• YOUR OBJECTIVE:
Does each statement agree with the passage on the Thomas Hart Benton exhibition? Answer yes or no for each, quoting the words of the passage that decide it: (a) The Amon Carter Museum is the first stop on the exhibition's tour. (b) The exhibition debuted at the Peabody Essex Museum. (c) Exterminate! was painted in 1941.

━━ PASSAGE TO READ ━━

Touted in museum press releases as the “first major exhibition in more than twenty-five years to feature the life and works of the renowned American painter Thomas Hart Benton,” American Epics: Thomas Hart Benton and Hollywood explores the complex intersections between the work of one of the United States’ most revered Regionalists and the American feature film industry. In its staging at Fort Worth’s Amon Carter Museum of American Art (the third stop on a four-city tour), American Epics includes some of Benton’s best-known works, such as People of Chilmark (1922) and his mural-form explorations of the colonization, settlement, and industrial urbanization of the North American continent (1920–28), along with less familiar paintings that engage explicitly with American cinema. Among the latter, Hollywood (1937)—an expansive pictorial summary of the making of a big-budget studio film—and a selection of paintings, drawings, and sketches that provided the bases for movie posters and promotional brochures for film versions of The Grapes of Wrath (1940), The Long Voyage Home (1940), and The Kentuckian (1955) offer the keenest insights into Benton’s work for and about the silver screen. Curated by Austen Barron Bailly of the Peabody Essex Museum (where the show debuted) along with Margaret C. Conrads, formerly of the Amon Carter, and independent curator Jake Milgram Wien, American Epics situates Benton’s artistic practice within the trajectories of two venerable traditions: the literary epic and the cinematic blockbuster.

The exhibition is well placed in terms of chronological relationships to works in the Amon Carter’s permanent collection: en route to the galleries, visitors pass an assortment of paintings, graphic works, and sculpture that predate and provide a broader contextualization for Benton’s oeuvre, conditioning the viewing experience through a subtle sense of aesthetic preparation and logical anticipation of the forms, figures, and subject matter that constitute American Epics. Projected movie-title-style text and dramatic typeface announce the exhibition, and a self-portrait of Benton, shirtless and very closely resembling the handsome, swashbuckling movie idol Douglas Fairbanks, is prominently placed to welcome to viewer. To one degree or another the works in American Epics connect through the cinematic, whether in terms of scale, composition, or explicit visual reference. Through this lens, the dozens of paintings that follow reinforce, complicate, and enrich Benton’s place in the canon of American painting. The exhibition encompasses multiple sections that comprise well-known works, paintings related specifically to film, work related to great American literature, and a series called The Year of Peril (1941–42), which casts a completely new light (or perhaps a completely new shadow) on Benton’s oeuvre. In these galleries we see Benton at his best, with such canvases as King Phillip (1922), with its sinuous body, heroic nudity, and pensive mood, and at his very worst, with the horrifying racism, xenophobia, and jingoism of the imagined rape scene of Invasion and a dying Japanese man caricatured to the point of deformity in Exterminate! (both painted in 1942).

━━━
━━ SOURCE MATERIAL ━━

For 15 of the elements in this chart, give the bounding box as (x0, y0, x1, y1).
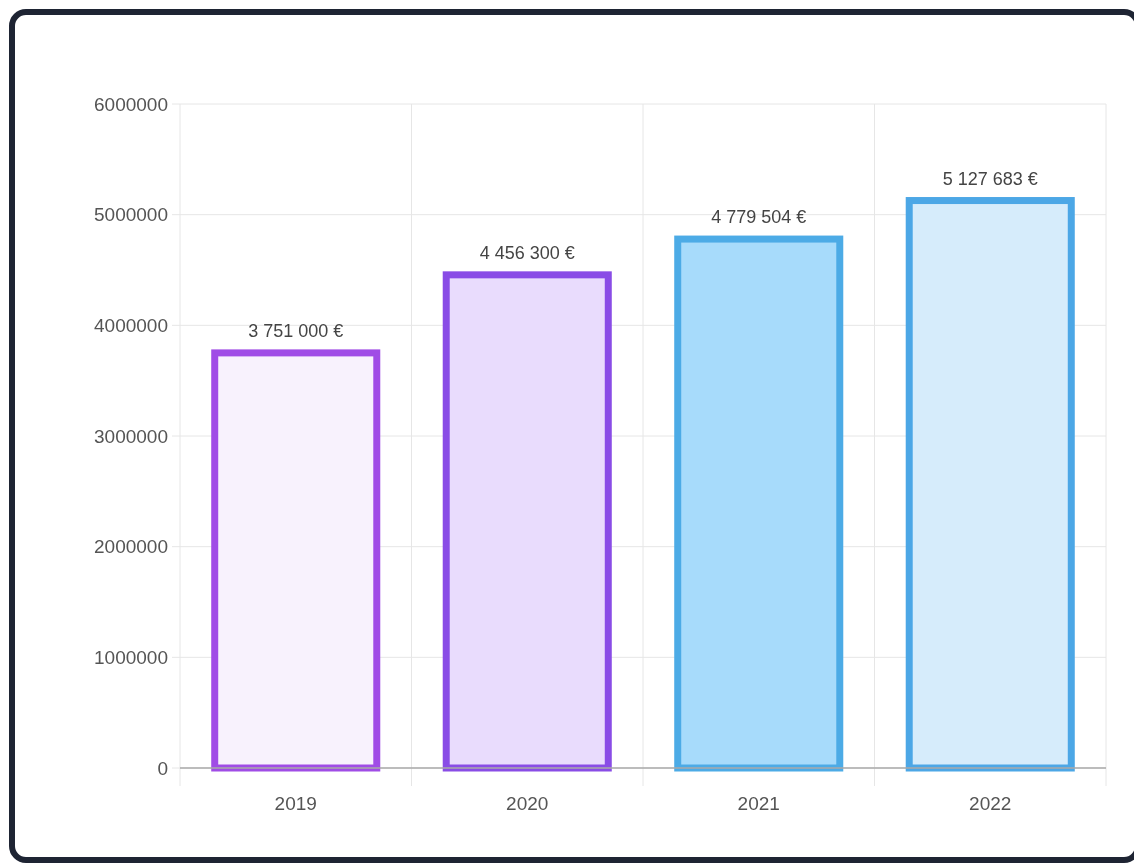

━━━

• THE OUTPUT:
(a) No: "the third stop on a four-city tour"
(b) Yes: "(where the show debuted)"
(c) No: "(both painted in 1942)"